#### Exercise details
Please reproduce all of the entries exactly, without omitting any.

#### Source information
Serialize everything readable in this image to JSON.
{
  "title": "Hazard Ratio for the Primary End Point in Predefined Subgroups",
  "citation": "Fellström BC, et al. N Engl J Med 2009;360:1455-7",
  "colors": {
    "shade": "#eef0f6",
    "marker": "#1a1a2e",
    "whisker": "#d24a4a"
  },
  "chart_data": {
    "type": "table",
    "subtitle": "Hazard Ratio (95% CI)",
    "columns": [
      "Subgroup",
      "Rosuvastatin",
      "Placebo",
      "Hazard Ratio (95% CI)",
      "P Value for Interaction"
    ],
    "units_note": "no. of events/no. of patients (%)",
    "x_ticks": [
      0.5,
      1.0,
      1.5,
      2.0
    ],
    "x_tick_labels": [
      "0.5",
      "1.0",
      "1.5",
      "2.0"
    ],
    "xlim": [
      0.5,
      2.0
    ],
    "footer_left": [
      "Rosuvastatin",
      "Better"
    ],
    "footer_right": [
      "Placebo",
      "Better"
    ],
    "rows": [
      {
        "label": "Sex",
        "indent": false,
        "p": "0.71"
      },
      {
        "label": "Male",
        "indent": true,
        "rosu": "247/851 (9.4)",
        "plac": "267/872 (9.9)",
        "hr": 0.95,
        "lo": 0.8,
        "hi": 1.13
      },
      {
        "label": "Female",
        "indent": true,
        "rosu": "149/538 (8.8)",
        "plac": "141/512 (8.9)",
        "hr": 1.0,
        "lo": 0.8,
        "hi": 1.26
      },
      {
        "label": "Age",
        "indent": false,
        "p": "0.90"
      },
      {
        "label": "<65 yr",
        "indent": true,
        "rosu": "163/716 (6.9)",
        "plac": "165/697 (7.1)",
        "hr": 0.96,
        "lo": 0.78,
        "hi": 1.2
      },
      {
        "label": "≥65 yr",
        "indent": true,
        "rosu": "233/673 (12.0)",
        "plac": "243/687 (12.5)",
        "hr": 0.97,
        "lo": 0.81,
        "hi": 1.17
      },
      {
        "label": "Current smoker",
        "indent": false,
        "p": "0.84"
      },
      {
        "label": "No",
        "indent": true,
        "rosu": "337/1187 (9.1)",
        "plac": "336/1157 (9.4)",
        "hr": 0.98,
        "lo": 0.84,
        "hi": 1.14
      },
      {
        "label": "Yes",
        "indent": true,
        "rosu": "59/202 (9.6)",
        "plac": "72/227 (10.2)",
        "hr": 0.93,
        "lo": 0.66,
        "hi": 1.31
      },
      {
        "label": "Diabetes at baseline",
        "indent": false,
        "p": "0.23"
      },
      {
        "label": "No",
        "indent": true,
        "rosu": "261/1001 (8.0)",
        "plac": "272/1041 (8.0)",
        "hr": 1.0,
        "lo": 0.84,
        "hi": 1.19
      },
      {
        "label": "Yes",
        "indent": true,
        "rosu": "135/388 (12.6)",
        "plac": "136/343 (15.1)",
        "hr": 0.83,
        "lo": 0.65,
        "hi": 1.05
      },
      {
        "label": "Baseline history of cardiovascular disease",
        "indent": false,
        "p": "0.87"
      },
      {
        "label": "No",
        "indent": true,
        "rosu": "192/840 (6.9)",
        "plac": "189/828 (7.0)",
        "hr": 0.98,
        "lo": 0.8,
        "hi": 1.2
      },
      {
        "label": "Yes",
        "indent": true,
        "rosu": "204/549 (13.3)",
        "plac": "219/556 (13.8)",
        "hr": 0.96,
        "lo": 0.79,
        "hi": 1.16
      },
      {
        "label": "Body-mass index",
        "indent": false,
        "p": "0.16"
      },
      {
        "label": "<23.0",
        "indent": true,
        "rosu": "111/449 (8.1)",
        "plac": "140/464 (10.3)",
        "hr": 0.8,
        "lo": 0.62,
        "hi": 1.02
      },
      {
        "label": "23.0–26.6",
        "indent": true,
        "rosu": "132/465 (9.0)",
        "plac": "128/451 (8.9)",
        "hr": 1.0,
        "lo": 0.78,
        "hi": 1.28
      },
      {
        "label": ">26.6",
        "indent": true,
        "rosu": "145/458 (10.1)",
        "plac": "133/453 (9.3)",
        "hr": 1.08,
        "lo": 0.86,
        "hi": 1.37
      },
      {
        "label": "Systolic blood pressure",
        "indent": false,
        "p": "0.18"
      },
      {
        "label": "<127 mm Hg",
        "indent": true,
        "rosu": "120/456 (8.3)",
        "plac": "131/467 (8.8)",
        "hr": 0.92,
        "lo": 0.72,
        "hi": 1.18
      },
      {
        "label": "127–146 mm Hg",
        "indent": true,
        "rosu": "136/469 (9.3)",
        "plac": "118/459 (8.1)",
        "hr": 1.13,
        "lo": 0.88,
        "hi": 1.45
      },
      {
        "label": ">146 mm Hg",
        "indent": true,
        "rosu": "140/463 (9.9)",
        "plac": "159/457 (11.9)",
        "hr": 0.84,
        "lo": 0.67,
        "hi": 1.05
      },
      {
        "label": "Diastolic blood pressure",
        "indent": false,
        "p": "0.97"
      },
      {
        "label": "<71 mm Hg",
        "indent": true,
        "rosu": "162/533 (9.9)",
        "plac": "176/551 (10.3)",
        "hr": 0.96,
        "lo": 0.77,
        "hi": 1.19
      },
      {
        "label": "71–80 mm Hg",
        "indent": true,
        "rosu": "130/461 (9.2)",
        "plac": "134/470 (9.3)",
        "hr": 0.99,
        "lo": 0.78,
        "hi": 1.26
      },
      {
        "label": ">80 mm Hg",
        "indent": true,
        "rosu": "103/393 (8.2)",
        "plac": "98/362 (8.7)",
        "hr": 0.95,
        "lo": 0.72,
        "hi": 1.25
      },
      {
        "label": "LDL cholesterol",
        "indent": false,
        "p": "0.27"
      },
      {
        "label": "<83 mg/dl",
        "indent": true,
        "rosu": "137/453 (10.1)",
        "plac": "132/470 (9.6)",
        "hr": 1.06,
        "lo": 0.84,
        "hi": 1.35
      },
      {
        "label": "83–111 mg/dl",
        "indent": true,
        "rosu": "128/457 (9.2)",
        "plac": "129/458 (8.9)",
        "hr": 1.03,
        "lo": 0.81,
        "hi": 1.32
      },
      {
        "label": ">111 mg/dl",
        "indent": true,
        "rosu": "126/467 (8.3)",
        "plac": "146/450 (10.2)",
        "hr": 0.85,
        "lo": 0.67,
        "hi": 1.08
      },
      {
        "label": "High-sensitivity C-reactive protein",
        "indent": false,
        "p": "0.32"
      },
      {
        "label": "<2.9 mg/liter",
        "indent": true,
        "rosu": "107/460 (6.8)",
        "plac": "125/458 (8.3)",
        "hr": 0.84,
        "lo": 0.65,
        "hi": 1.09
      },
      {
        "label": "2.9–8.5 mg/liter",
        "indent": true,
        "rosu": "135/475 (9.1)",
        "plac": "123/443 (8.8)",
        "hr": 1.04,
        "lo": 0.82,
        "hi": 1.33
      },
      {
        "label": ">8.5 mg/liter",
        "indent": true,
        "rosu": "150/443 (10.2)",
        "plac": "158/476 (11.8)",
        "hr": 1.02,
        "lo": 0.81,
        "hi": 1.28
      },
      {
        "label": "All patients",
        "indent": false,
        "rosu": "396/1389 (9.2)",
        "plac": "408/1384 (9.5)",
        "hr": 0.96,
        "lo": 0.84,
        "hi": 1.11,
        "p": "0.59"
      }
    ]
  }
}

#### Response for this exercise
Serialize everything readable in this image to JSON.
{
  "title": "Hazard Ratio for the Primary End Point in Predefined Subgroups",
  "citation": "Fellström BC, et al. N Engl J Med 2009;360:1455-7",
  "colors": {
    "shade": "#eef0f6",
    "marker": "#1a1a2e",
    "whisker": "#d24a4a"
  },
  "chart_data": {
    "type": "table",
    "subtitle": "Hazard Ratio (95% CI)",
    "columns": [
      "Subgroup",
      "Rosuvastatin",
      "Placebo",
      "Hazard Ratio (95% CI)",
      "P Value for Interaction"
    ],
    "units_note": "no. of events/no. of patients (%)",
    "x_ticks": [
      0.5,
      1.0,
      1.5,
      2.0
    ],
    "x_tick_labels": [
      "0.5",
      "1.0",
      "1.5",
      "2.0"
    ],
    "xlim": [
      0.5,
      2.0
    ],
    "footer_left": [
      "Rosuvastatin",
      "Better"
    ],
    "footer_right": [
      "Placebo",
      "Better"
    ],
    "rows": [
      {
        "label": "Sex",
        "indent": false,
        "p": "0.71"
      },
      {
        "label": "Male",
        "indent": true,
        "rosu": "247/851 (9.4)",
        "plac": "267/872 (9.9)",
        "hr": 0.95,
        "lo": 0.8,
        "hi": 1.13
      },
      {
        "label": "Female",
        "indent": true,
        "rosu": "149/538 (8.8)",
        "plac": "141/512 (8.9)",
        "hr": 1.0,
        "lo": 0.8,
        "hi": 1.26
      },
      {
        "label": "Age",
        "indent": false,
        "p": "0.90"
      },
      {
        "label": "<65 yr",
        "indent": true,
        "rosu": "163/716 (6.9)",
        "plac": "165/697 (7.1)",
        "hr": 0.96,
        "lo": 0.78,
        "hi": 1.2
      },
      {
        "label": "≥65 yr",
        "indent": true,
        "rosu": "233/673 (12.0)",
        "plac": "243/687 (12.5)",
        "hr": 0.97,
        "lo": 0.81,
        "hi": 1.17
      },
      {
        "label": "Current smoker",
        "indent": false,
        "p": "0.84"
      },
      {
        "label": "No",
        "indent": true,
        "rosu": "337/1187 (9.1)",
        "plac": "336/1157 (9.4)",
        "hr": 0.98,
        "lo": 0.84,
        "hi": 1.14
      },
      {
        "label": "Yes",
        "indent": true,
        "rosu": "59/202 (9.6)",
        "plac": "72/227 (10.2)",
        "hr": 0.93,
        "lo": 0.66,
        "hi": 1.31
      },
      {
        "label": "Diabetes at baseline",
        "indent": false,
        "p": "0.23"
      },
      {
        "label": "No",
        "indent": true,
        "rosu": "261/1001 (8.0)",
        "plac": "272/1041 (8.0)",
        "hr": 1.0,
        "lo": 0.84,
        "hi": 1.19
      },
      {
        "label": "Yes",
        "indent": true,
        "rosu": "135/388 (12.6)",
        "plac": "136/343 (15.1)",
        "hr": 0.83,
        "lo": 0.65,
        "hi": 1.05
      },
      {
        "label": "Baseline history of cardiovascular disease",
        "indent": false,
        "p": "0.87"
      },
      {
        "label": "No",
        "indent": true,
        "rosu": "192/840 (6.9)",
        "plac": "189/828 (7.0)",
        "hr": 0.98,
        "lo": 0.8,
        "hi": 1.2
      },
      {
        "label": "Yes",
        "indent": true,
        "rosu": "204/549 (13.3)",
        "plac": "219/556 (13.8)",
        "hr": 0.96,
        "lo": 0.79,
        "hi": 1.16
      },
      {
        "label": "Body-mass index",
        "indent": false,
        "p": "0.16"
      },
      {
        "label": "<23.0",
        "indent": true,
        "rosu": "111/449 (8.1)",
        "plac": "140/464 (10.3)",
        "hr": 0.8,
        "lo": 0.62,
        "hi": 1.02
      },
      {
        "label": "23.0–26.6",
        "indent": true,
        "rosu": "132/465 (9.0)",
        "plac": "128/451 (8.9)",
        "hr": 1.0,
        "lo": 0.78,
        "hi": 1.28
      },
      {
        "label": ">26.6",
        "indent": true,
        "rosu": "145/458 (10.1)",
        "plac": "133/453 (9.3)",
        "hr": 1.08,
        "lo": 0.86,
        "hi": 1.37
      },
      {
        "label": "Systolic blood pressure",
        "indent": false,
        "p": "0.18"
      },
      {
        "label": "<127 mm Hg",
        "indent": true,
        "rosu": "120/456 (8.3)",
        "plac": "131/467 (8.8)",
        "hr": 0.92,
        "lo": 0.72,
        "hi": 1.18
      },
      {
        "label": "127–146 mm Hg",
        "indent": true,
        "rosu": "136/469 (9.3)",
        "plac": "118/459 (8.1)",
        "hr": 1.13,
        "lo": 0.88,
        "hi": 1.45
      },
      {
        "label": ">146 mm Hg",
        "indent": true,
        "rosu": "140/463 (9.9)",
        "plac": "159/457 (11.9)",
        "hr": 0.84,
        "lo": 0.67,
        "hi": 1.05
      },
      {
        "label": "Diastolic blood pressure",
        "indent": false,
        "p": "0.97"
      },
      {
        "label": "<71 mm Hg",
        "indent": true,
        "rosu": "162/533 (9.9)",
        "plac": "176/551 (10.3)",
        "hr": 0.96,
        "lo": 0.77,
        "hi": 1.19
      },
      {
        "label": "71–80 mm Hg",
        "indent": true,
        "rosu": "130/461 (9.2)",
        "plac": "134/470 (9.3)",
        "hr": 0.99,
        "lo": 0.78,
        "hi": 1.26
      },
      {
        "label": ">80 mm Hg",
        "indent": true,
        "rosu": "103/393 (8.2)",
        "plac": "98/362 (8.7)",
        "hr": 0.95,
        "lo": 0.72,
        "hi": 1.25
      },
      {
        "label": "LDL cholesterol",
        "indent": false,
        "p": "0.27"
      },
      {
        "label": "<83 mg/dl",
        "indent": true,
        "rosu": "137/453 (10.1)",
        "plac": "132/470 (9.6)",
        "hr": 1.06,
        "lo": 0.84,
        "hi": 1.35
      },
      {
        "label": "83–111 mg/dl",
        "indent": true,
        "rosu": "128/457 (9.2)",
        "plac": "129/458 (8.9)",
        "hr": 1.03,
        "lo": 0.81,
        "hi": 1.32
      },
      {
        "label": ">111 mg/dl",
        "indent": true,
        "rosu": "126/467 (8.3)",
        "plac": "146/450 (10.2)",
        "hr": 0.85,
        "lo": 0.67,
        "hi": 1.08
      },
      {
        "label": "High-sensitivity C-reactive protein",
        "indent": false,
        "p": "0.32"
      },
      {
        "label": "<2.9 mg/liter",
        "indent": true,
        "rosu": "107/460 (6.8)",
        "plac": "125/458 (8.3)",
        "hr": 0.84,
        "lo": 0.65,
        "hi": 1.09
      },
      {
        "label": "2.9–8.5 mg/liter",
        "indent": true,
        "rosu": "135/475 (9.1)",
        "plac": "123/443 (8.8)",
        "hr": 1.04,
        "lo": 0.82,
        "hi": 1.33
      },
      {
        "label": ">8.5 mg/liter",
        "indent": true,
        "rosu": "150/443 (10.2)",
        "plac": "158/476 (11.8)",
        "hr": 1.02,
        "lo": 0.81,
        "hi": 1.28
      },
      {
        "label": "All patients",
        "indent": false,
        "rosu": "396/1389 (9.2)",
        "plac": "408/1384 (9.5)",
        "hr": 0.96,
        "lo": 0.84,
        "hi": 1.11,
        "p": "0.59"
      }
    ]
  }
}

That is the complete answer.